======== Provided data
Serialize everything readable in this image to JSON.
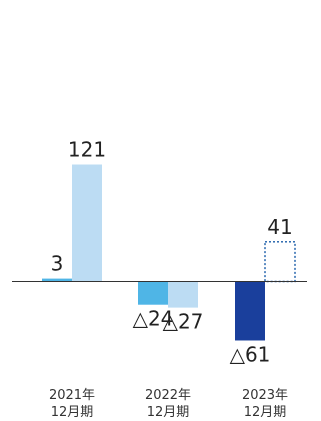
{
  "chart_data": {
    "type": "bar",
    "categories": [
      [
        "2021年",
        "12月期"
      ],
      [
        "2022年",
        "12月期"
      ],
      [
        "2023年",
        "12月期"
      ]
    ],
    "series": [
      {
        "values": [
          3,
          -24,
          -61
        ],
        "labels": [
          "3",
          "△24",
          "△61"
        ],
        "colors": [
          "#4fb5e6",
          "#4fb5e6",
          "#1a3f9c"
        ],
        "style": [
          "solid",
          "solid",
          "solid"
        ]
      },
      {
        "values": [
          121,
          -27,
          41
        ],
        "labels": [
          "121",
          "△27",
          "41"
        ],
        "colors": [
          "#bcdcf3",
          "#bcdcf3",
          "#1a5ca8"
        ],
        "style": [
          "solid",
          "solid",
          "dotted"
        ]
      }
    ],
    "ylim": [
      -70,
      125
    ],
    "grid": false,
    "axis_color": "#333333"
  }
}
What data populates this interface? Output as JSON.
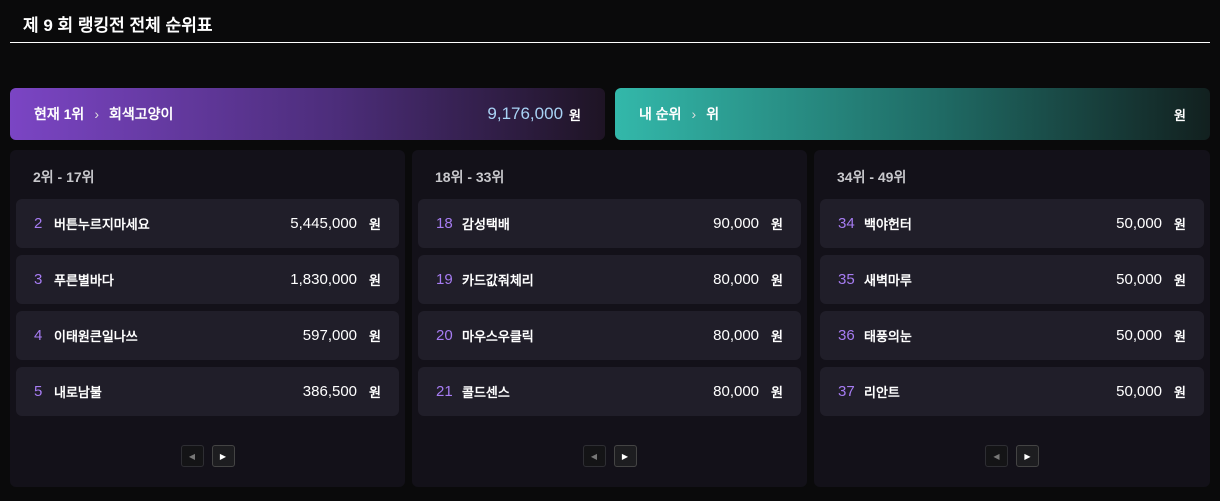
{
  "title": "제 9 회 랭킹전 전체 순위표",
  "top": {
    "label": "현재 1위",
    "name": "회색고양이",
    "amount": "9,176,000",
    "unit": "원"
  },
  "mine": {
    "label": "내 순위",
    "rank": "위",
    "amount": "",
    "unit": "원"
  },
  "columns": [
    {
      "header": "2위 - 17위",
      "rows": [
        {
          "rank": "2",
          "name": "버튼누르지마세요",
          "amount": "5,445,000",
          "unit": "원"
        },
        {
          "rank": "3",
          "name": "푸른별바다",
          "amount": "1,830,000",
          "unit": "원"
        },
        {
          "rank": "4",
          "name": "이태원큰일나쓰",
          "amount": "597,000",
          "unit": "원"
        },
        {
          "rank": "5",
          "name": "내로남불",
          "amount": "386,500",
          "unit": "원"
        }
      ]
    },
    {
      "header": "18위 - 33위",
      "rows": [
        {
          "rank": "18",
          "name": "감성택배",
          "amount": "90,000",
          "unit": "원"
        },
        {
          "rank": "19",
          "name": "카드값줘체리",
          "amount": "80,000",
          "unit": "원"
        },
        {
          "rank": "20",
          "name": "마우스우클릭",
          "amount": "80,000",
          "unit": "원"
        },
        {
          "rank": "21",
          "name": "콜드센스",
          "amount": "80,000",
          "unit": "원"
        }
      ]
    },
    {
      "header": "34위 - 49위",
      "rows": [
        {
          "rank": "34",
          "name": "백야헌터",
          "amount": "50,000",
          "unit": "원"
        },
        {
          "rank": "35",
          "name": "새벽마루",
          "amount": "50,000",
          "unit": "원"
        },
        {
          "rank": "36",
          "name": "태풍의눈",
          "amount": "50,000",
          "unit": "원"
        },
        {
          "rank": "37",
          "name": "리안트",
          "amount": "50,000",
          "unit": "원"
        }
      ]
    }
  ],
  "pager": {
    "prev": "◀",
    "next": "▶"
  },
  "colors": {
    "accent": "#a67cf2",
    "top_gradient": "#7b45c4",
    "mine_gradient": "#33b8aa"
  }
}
================
Task directions: Search the listing for the word "JSON". Copy every line in which it occurs.

Problem solution:
Serialize everything readable in this image to JSON.
What data populates this interface? Output as JSON.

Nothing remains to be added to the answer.